◆ **EXTRACTED RECORDS**

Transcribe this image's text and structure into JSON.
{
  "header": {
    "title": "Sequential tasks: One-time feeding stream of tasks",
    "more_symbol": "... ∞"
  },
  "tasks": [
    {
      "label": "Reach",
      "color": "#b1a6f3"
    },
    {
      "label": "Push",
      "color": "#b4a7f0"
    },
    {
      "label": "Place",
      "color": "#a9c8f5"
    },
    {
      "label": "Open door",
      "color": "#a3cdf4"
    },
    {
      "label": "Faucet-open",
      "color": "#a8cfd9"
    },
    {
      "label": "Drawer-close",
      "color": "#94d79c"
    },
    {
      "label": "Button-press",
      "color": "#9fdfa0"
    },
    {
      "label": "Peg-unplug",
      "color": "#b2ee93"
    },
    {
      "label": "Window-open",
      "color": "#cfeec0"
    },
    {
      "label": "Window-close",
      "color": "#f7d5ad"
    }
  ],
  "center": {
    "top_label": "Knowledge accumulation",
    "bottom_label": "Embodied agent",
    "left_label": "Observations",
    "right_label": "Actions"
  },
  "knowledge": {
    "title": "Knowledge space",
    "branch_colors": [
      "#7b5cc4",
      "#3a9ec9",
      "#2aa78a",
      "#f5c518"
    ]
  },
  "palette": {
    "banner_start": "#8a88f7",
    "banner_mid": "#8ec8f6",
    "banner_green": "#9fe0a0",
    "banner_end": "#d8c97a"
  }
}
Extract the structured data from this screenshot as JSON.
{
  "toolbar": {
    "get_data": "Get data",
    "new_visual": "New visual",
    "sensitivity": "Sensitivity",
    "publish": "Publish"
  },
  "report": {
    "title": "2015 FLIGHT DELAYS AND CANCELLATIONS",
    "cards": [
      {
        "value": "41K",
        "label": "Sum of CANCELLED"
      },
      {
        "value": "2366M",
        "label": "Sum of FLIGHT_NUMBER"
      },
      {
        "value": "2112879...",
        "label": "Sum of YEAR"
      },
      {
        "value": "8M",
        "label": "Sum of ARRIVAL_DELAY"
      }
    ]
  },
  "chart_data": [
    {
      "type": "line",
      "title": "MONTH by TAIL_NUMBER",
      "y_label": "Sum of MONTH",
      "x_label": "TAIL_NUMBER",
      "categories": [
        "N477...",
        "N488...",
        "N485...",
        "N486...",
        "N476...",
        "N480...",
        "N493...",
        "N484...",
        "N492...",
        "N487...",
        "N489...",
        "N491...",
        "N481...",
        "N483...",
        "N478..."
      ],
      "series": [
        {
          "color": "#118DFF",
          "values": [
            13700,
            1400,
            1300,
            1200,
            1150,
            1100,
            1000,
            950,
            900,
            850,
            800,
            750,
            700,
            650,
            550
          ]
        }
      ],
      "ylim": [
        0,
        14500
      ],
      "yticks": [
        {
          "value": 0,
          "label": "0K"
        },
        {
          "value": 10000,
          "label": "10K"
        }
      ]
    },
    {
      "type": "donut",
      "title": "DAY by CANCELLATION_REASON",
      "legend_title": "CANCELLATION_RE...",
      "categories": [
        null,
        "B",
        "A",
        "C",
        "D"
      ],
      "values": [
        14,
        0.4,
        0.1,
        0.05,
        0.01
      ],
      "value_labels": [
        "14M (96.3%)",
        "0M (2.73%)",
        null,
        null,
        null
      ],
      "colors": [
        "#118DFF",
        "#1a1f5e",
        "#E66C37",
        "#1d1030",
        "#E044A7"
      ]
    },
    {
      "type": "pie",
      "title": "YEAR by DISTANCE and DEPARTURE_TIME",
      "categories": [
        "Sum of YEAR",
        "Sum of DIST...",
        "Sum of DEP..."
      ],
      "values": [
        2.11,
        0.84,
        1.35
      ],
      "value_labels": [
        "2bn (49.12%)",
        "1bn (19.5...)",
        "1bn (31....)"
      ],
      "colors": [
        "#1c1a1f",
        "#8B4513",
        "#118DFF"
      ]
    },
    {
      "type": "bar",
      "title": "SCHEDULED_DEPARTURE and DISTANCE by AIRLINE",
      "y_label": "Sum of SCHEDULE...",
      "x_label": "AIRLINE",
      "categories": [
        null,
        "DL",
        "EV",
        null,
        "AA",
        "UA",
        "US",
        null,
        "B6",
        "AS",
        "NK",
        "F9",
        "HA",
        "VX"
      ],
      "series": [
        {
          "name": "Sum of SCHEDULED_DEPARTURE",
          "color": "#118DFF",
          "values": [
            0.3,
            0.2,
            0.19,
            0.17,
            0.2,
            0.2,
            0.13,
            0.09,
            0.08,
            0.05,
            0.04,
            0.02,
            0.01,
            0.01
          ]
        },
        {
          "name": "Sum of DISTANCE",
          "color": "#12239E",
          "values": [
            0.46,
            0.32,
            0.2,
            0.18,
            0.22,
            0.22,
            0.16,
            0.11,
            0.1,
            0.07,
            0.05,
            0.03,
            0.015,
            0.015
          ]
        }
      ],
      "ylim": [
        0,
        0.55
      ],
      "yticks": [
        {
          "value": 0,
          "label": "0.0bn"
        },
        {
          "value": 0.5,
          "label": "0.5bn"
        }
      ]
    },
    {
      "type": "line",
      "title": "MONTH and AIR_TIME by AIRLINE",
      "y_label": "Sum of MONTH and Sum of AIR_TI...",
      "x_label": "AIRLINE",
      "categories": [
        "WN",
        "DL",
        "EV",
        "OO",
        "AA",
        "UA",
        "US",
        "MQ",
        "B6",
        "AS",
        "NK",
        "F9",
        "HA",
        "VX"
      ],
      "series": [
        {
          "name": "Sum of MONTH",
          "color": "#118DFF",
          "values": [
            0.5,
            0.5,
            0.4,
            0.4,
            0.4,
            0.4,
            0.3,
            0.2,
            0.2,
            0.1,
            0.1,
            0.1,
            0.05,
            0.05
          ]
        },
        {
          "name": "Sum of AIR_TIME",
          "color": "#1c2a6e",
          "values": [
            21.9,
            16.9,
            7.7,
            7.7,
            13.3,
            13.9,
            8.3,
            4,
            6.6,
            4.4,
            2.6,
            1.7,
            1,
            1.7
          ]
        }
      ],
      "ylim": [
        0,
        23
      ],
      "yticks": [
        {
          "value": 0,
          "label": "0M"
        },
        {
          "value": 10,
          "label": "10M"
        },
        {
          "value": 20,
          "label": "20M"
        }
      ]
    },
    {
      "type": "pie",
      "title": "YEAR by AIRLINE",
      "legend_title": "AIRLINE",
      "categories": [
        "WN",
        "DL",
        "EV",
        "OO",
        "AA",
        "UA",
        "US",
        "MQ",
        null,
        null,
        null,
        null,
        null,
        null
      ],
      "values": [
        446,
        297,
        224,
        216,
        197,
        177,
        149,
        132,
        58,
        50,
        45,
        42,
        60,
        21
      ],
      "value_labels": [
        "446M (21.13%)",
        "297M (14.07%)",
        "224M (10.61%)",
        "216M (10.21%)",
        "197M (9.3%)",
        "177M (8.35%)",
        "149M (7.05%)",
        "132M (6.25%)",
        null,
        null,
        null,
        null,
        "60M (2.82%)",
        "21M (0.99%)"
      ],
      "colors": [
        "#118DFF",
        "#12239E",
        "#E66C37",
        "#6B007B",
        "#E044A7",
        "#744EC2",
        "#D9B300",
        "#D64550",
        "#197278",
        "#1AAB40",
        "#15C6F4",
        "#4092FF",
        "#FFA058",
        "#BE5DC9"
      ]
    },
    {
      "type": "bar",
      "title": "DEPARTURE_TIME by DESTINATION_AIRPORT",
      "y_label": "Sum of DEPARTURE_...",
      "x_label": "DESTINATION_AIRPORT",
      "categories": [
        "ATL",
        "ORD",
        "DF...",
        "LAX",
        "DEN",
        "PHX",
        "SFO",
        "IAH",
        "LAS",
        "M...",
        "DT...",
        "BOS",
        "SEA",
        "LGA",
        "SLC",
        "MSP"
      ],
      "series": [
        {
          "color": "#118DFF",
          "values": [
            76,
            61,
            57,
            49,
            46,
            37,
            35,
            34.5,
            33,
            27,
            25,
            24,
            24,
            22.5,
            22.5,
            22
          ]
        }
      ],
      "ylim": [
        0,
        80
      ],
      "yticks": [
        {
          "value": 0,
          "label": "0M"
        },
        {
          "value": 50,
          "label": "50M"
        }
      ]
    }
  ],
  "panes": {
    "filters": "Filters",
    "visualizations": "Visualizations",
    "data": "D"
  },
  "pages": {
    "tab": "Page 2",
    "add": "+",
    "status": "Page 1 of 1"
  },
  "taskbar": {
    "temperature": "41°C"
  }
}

◆ **TO DO**
Of all the lines above, how many contain "this"? Give the number and nothing more.

◆ **SOLUTION**
2